▸ **Task to carry out**: Restate each of the lines below word for word and drop every picture.

▸ **Task inputs**:

* start *

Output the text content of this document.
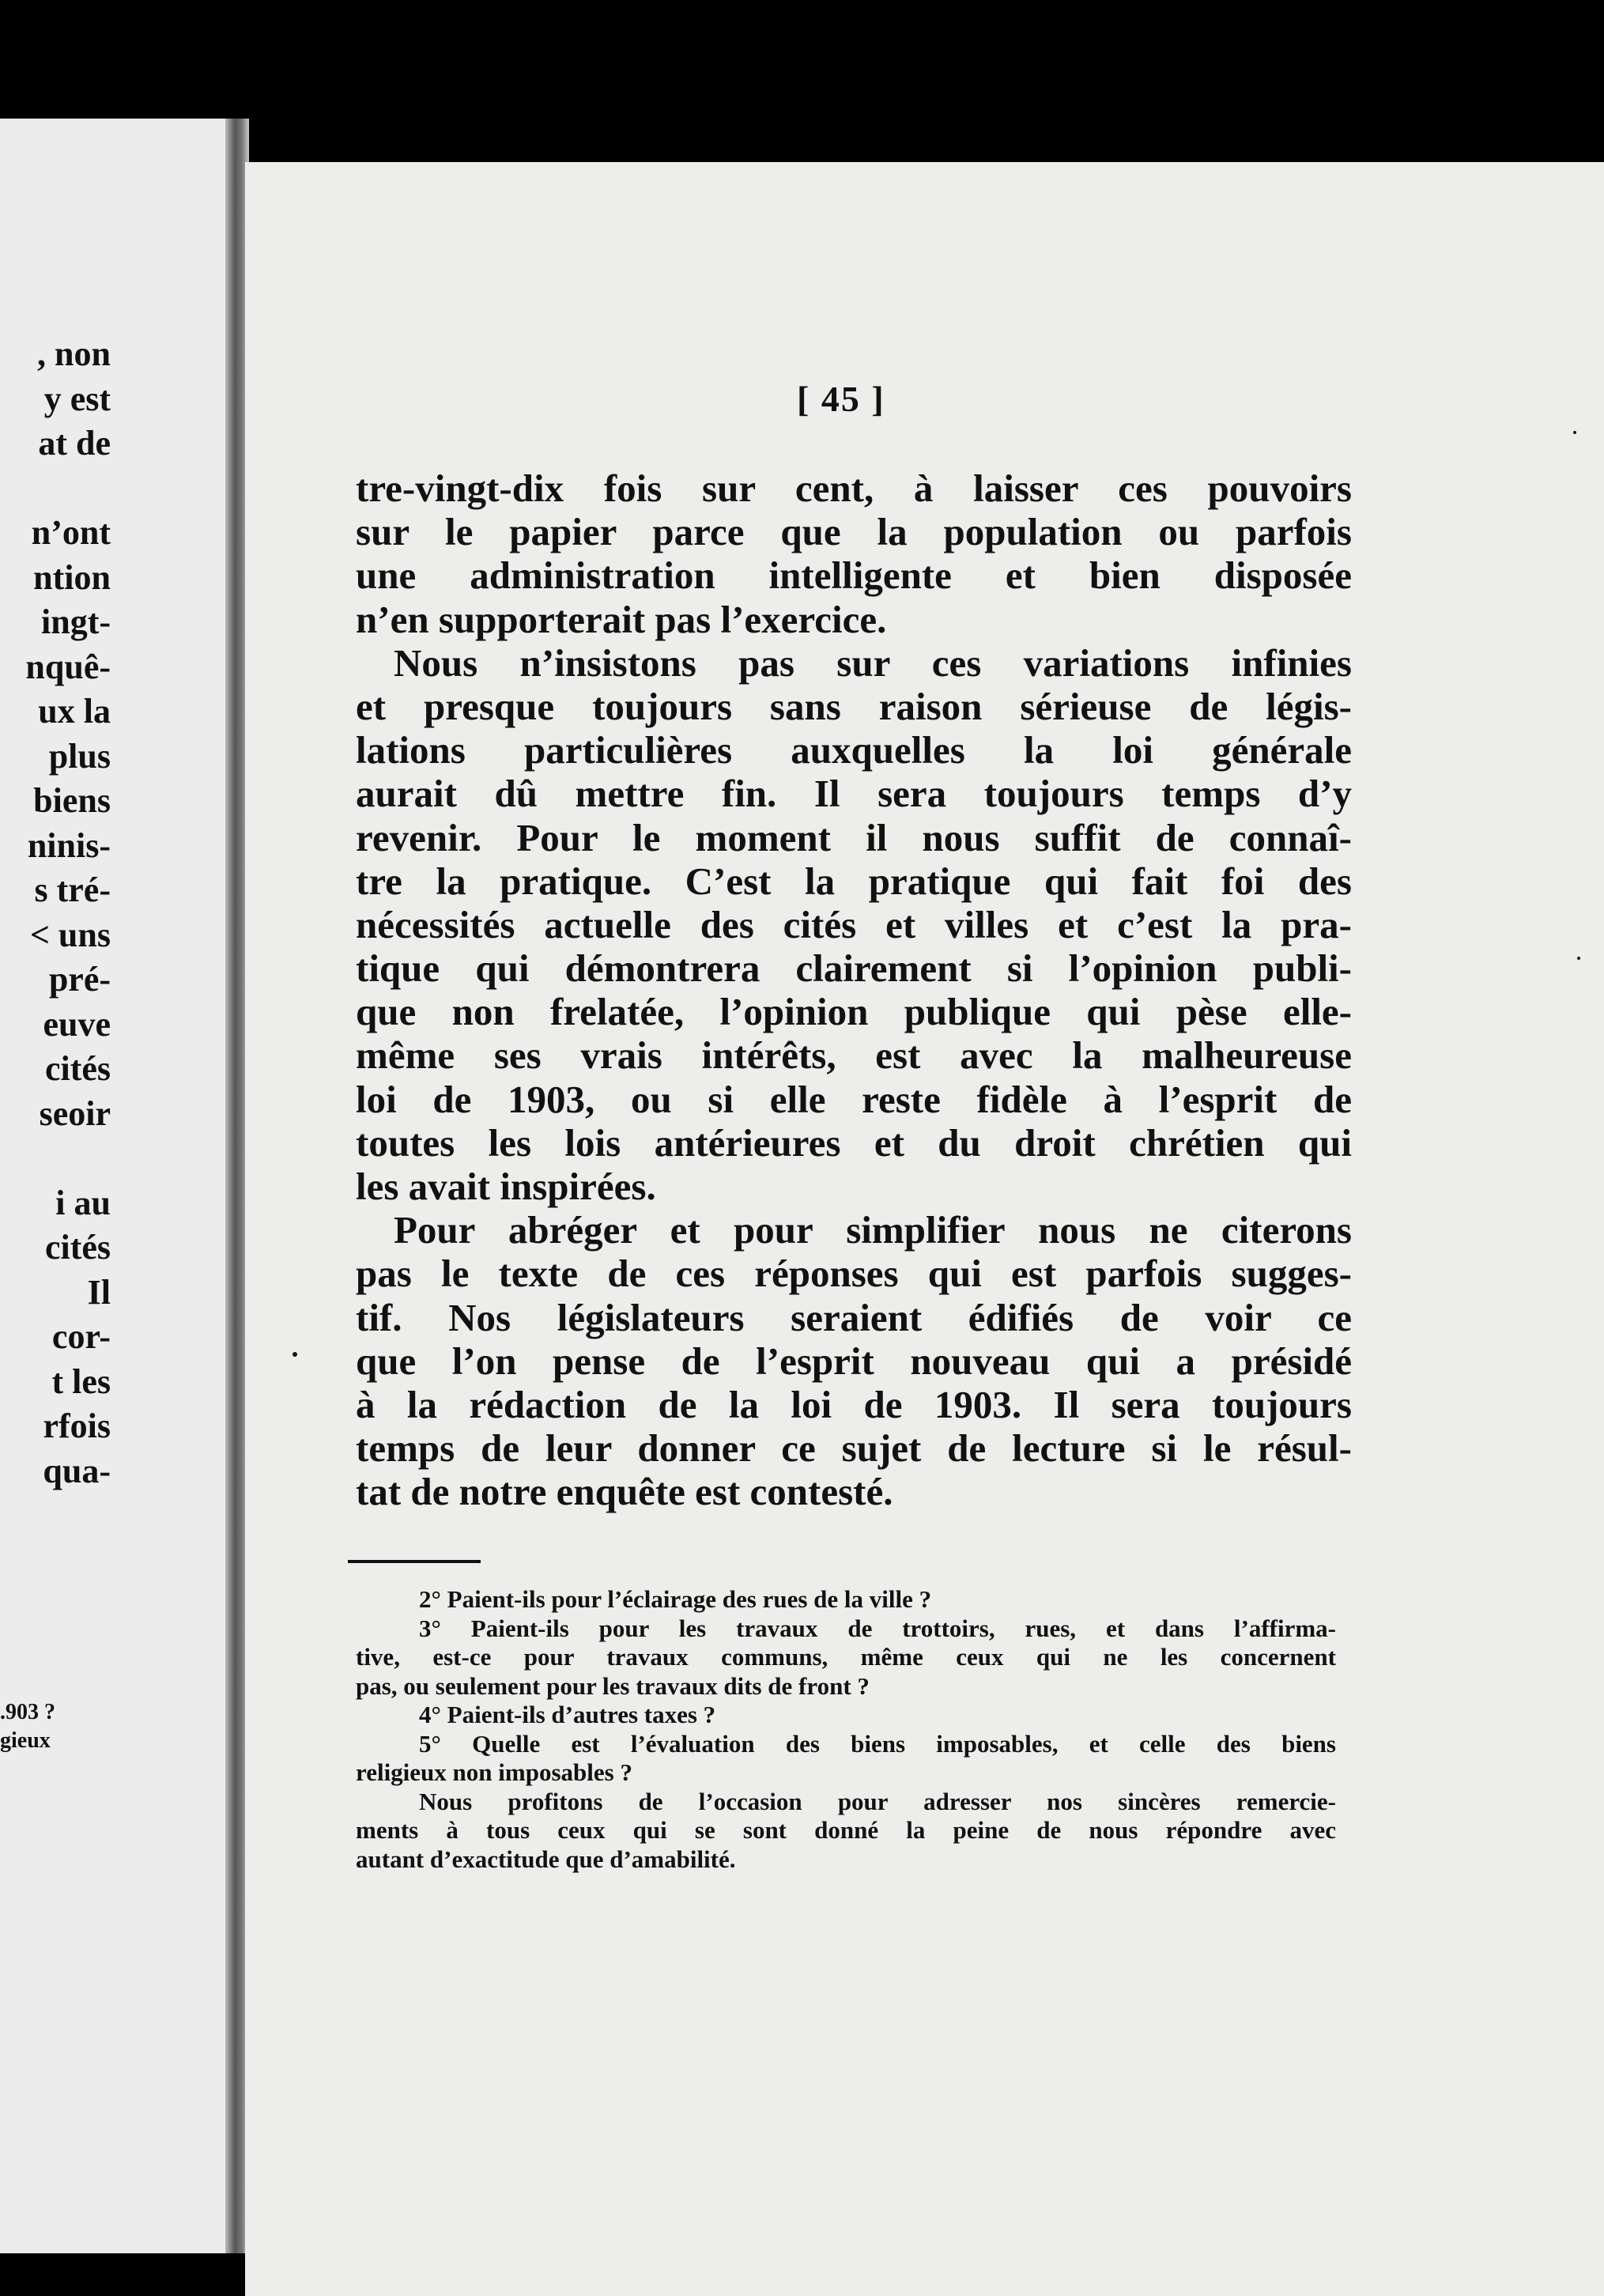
, non
y est
at de
n’ont
ntion
ingt-
nquê-
ux la
plus
biens
ninis-
s tré-
< uns
pré-
euve
cités
seoir
i au
cités
Il
cor-
t les
rfois
qua-
.903 ?
gieux
[ 45 ]
tre-vingt-dix fois sur cent, à laisser ces pouvoirs
sur le papier parce que la population ou parfois
une administration intelligente et bien disposée
n’en supporterait pas l’exercice.
Nous n’insistons pas sur ces variations infinies
et presque toujours sans raison sérieuse de légis-
lations particulières auxquelles la loi générale
aurait dû mettre fin. Il sera toujours temps d’y
revenir. Pour le moment il nous suffit de connaî-
tre la pratique. C’est la pratique qui fait foi des
nécessités actuelle des cités et villes et c’est la pra-
tique qui démontrera clairement si l’opinion publi-
que non frelatée, l’opinion publique qui pèse elle-
même ses vrais intérêts, est avec la malheureuse
loi de 1903, ou si elle reste fidèle à l’esprit de
toutes les lois antérieures et du droit chrétien qui
les avait inspirées.
Pour abréger et pour simplifier nous ne citerons
pas le texte de ces réponses qui est parfois sugges-
tif. Nos législateurs seraient édifiés de voir ce
que l’on pense de l’esprit nouveau qui a présidé
à la rédaction de la loi de 1903. Il sera toujours
temps de leur donner ce sujet de lecture si le résul-
tat de notre enquête est contesté.
2° Paient-ils pour l’éclairage des rues de la ville ?
3° Paient-ils pour les travaux de trottoirs, rues, et dans l’affirma-
tive, est-ce pour travaux communs, même ceux qui ne les concernent
pas, ou seulement pour les travaux dits de front ?
4° Paient-ils d’autres taxes ?
5° Quelle est l’évaluation des biens imposables, et celle des biens
religieux non imposables ?
Nous profitons de l’occasion pour adresser nos sincères remercie-
ments à tous ceux qui se sont donné la peine de nous répondre avec
autant d’exactitude que d’amabilité.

* end *

▸ **Result below**:
Output the text content of this document.
, non
y est
at de
n’ont
ntion
ingt-
nquê-
ux la
plus
biens
ninis-
s tré-
< uns
pré-
euve
cités
seoir
i au
cités
Il
cor-
t les
rfois
qua-
.903 ?
gieux
[ 45 ]
tre-vingt-dix fois sur cent, à laisser ces pouvoirs
sur le papier parce que la population ou parfois
une administration intelligente et bien disposée
n’en supporterait pas l’exercice.
Nous n’insistons pas sur ces variations infinies
et presque toujours sans raison sérieuse de légis-
lations particulières auxquelles la loi générale
aurait dû mettre fin. Il sera toujours temps d’y
revenir. Pour le moment il nous suffit de connaî-
tre la pratique. C’est la pratique qui fait foi des
nécessités actuelle des cités et villes et c’est la pra-
tique qui démontrera clairement si l’opinion publi-
que non frelatée, l’opinion publique qui pèse elle-
même ses vrais intérêts, est avec la malheureuse
loi de 1903, ou si elle reste fidèle à l’esprit de
toutes les lois antérieures et du droit chrétien qui
les avait inspirées.
Pour abréger et pour simplifier nous ne citerons
pas le texte de ces réponses qui est parfois sugges-
tif. Nos législateurs seraient édifiés de voir ce
que l’on pense de l’esprit nouveau qui a présidé
à la rédaction de la loi de 1903. Il sera toujours
temps de leur donner ce sujet de lecture si le résul-
tat de notre enquête est contesté.
2° Paient-ils pour l’éclairage des rues de la ville ?
3° Paient-ils pour les travaux de trottoirs, rues, et dans l’affirma-
tive, est-ce pour travaux communs, même ceux qui ne les concernent
pas, ou seulement pour les travaux dits de front ?
4° Paient-ils d’autres taxes ?
5° Quelle est l’évaluation des biens imposables, et celle des biens
religieux non imposables ?
Nous profitons de l’occasion pour adresser nos sincères remercie-
ments à tous ceux qui se sont donné la peine de nous répondre avec
autant d’exactitude que d’amabilité.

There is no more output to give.